[To do]: Copy each of the items below verbatim, keeping every line in its original order.

[Data to use]:
━━━━━━━━━━

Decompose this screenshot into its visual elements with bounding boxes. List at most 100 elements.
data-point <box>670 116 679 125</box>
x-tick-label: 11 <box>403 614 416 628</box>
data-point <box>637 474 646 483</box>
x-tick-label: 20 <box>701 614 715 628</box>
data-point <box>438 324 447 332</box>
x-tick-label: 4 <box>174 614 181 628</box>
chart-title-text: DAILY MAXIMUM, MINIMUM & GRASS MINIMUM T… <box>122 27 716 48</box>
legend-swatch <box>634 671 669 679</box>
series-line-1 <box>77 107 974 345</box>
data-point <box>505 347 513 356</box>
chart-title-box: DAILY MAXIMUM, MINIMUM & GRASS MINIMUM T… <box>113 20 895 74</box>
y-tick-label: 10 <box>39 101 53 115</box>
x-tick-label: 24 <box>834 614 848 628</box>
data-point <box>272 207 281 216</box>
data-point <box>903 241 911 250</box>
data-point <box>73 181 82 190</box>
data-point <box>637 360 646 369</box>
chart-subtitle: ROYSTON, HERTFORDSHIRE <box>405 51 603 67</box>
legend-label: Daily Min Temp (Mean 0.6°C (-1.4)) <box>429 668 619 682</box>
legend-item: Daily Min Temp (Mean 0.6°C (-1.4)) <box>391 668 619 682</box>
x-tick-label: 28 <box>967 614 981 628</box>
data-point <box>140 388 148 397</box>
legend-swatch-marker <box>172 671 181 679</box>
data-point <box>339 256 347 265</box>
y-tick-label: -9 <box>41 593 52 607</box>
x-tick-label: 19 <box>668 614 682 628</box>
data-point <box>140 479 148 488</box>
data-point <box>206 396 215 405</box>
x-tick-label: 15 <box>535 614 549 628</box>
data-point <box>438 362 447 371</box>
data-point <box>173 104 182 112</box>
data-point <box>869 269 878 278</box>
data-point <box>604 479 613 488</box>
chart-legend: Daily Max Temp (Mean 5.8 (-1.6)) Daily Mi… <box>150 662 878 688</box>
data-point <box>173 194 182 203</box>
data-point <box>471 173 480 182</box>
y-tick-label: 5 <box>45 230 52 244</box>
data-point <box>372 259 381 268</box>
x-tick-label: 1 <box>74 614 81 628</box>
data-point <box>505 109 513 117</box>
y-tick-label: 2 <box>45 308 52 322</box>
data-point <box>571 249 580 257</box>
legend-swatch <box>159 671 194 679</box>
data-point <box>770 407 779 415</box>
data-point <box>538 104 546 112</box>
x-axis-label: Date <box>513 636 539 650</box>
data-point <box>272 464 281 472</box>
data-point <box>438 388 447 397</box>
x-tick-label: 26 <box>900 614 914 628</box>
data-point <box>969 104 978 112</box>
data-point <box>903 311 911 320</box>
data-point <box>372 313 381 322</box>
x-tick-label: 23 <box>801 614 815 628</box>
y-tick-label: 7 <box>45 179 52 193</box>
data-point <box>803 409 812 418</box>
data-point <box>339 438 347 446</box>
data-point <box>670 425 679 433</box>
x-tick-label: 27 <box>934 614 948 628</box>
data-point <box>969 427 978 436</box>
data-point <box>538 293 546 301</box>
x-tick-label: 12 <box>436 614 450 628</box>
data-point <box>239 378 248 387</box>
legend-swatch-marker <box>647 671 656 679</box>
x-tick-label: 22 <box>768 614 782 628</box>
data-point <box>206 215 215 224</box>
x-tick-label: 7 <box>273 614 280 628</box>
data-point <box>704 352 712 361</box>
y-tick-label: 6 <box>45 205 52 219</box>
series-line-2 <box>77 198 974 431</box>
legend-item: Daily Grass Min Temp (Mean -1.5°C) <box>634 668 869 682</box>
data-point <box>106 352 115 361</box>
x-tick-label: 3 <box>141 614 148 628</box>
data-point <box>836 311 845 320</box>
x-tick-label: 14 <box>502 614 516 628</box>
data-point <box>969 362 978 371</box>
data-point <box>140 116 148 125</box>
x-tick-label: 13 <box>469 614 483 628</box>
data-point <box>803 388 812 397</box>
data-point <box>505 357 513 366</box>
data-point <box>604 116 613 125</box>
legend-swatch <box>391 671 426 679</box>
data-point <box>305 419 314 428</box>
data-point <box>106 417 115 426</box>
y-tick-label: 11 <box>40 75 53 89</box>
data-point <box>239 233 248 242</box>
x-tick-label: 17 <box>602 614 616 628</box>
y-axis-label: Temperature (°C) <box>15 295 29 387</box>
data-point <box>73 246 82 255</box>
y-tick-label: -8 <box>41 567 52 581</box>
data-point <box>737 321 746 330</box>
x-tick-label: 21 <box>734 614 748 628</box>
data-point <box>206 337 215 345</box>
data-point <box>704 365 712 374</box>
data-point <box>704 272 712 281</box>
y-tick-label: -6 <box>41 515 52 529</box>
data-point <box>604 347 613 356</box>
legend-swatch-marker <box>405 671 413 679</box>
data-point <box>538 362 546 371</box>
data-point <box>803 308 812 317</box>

━━━━━━━━━━

[Completed task]:
Decompose this screenshot into its visual elements with bounding boxes. List at most 100 elements.
data-point <box>670 116 679 125</box>
x-tick-label: 11 <box>403 614 416 628</box>
data-point <box>637 474 646 483</box>
x-tick-label: 20 <box>701 614 715 628</box>
data-point <box>438 324 447 332</box>
x-tick-label: 4 <box>174 614 181 628</box>
chart-title-text: DAILY MAXIMUM, MINIMUM & GRASS MINIMUM T… <box>122 27 716 48</box>
legend-swatch <box>634 671 669 679</box>
series-line-1 <box>77 107 974 345</box>
data-point <box>505 347 513 356</box>
chart-title-box: DAILY MAXIMUM, MINIMUM & GRASS MINIMUM T… <box>113 20 895 74</box>
y-tick-label: 10 <box>39 101 53 115</box>
x-tick-label: 24 <box>834 614 848 628</box>
data-point <box>272 207 281 216</box>
data-point <box>903 241 911 250</box>
data-point <box>73 181 82 190</box>
data-point <box>637 360 646 369</box>
chart-subtitle: ROYSTON, HERTFORDSHIRE <box>405 51 603 67</box>
legend-label: Daily Min Temp (Mean 0.6°C (-1.4)) <box>429 668 619 682</box>
legend-item: Daily Min Temp (Mean 0.6°C (-1.4)) <box>391 668 619 682</box>
x-tick-label: 28 <box>967 614 981 628</box>
data-point <box>140 388 148 397</box>
legend-swatch-marker <box>172 671 181 679</box>
data-point <box>339 256 347 265</box>
y-tick-label: -9 <box>41 593 52 607</box>
x-tick-label: 19 <box>668 614 682 628</box>
data-point <box>140 479 148 488</box>
data-point <box>206 396 215 405</box>
x-tick-label: 15 <box>535 614 549 628</box>
data-point <box>438 362 447 371</box>
data-point <box>173 104 182 112</box>
data-point <box>869 269 878 278</box>
data-point <box>604 479 613 488</box>
chart-legend: Daily Max Temp (Mean 5.8 (-1.6)) Daily Mi… <box>150 662 878 688</box>
data-point <box>173 194 182 203</box>
data-point <box>471 173 480 182</box>
y-tick-label: 5 <box>45 230 52 244</box>
data-point <box>372 259 381 268</box>
x-tick-label: 1 <box>74 614 81 628</box>
data-point <box>505 109 513 117</box>
y-tick-label: 2 <box>45 308 52 322</box>
data-point <box>571 249 580 257</box>
legend-swatch <box>159 671 194 679</box>
data-point <box>770 407 779 415</box>
data-point <box>538 104 546 112</box>
x-axis-label: Date <box>513 636 539 650</box>
data-point <box>272 464 281 472</box>
data-point <box>438 388 447 397</box>
x-tick-label: 26 <box>900 614 914 628</box>
data-point <box>969 104 978 112</box>
data-point <box>903 311 911 320</box>
data-point <box>372 313 381 322</box>
x-tick-label: 23 <box>801 614 815 628</box>
y-tick-label: 7 <box>45 179 52 193</box>
data-point <box>803 409 812 418</box>
data-point <box>339 438 347 446</box>
data-point <box>670 425 679 433</box>
x-tick-label: 27 <box>934 614 948 628</box>
data-point <box>969 427 978 436</box>
data-point <box>538 293 546 301</box>
x-tick-label: 12 <box>436 614 450 628</box>
data-point <box>239 378 248 387</box>
legend-swatch-marker <box>647 671 656 679</box>
x-tick-label: 22 <box>768 614 782 628</box>
data-point <box>206 215 215 224</box>
x-tick-label: 7 <box>273 614 280 628</box>
data-point <box>704 352 712 361</box>
y-tick-label: 6 <box>45 205 52 219</box>
series-line-2 <box>77 198 974 431</box>
legend-item: Daily Grass Min Temp (Mean -1.5°C) <box>634 668 869 682</box>
data-point <box>106 352 115 361</box>
x-tick-label: 3 <box>141 614 148 628</box>
data-point <box>836 311 845 320</box>
x-tick-label: 14 <box>502 614 516 628</box>
data-point <box>969 362 978 371</box>
data-point <box>140 116 148 125</box>
x-tick-label: 13 <box>469 614 483 628</box>
data-point <box>803 388 812 397</box>
data-point <box>505 357 513 366</box>
data-point <box>604 116 613 125</box>
legend-swatch <box>391 671 426 679</box>
data-point <box>305 419 314 428</box>
data-point <box>106 417 115 426</box>
y-tick-label: 11 <box>40 75 53 89</box>
data-point <box>239 233 248 242</box>
x-tick-label: 17 <box>602 614 616 628</box>
y-axis-label: Temperature (°C) <box>15 295 29 387</box>
data-point <box>73 246 82 255</box>
y-tick-label: -8 <box>41 567 52 581</box>
data-point <box>737 321 746 330</box>
x-tick-label: 21 <box>734 614 748 628</box>
data-point <box>206 337 215 345</box>
data-point <box>704 365 712 374</box>
data-point <box>704 272 712 281</box>
y-tick-label: -6 <box>41 515 52 529</box>
data-point <box>604 347 613 356</box>
legend-swatch-marker <box>405 671 413 679</box>
data-point <box>538 362 546 371</box>
data-point <box>803 308 812 317</box>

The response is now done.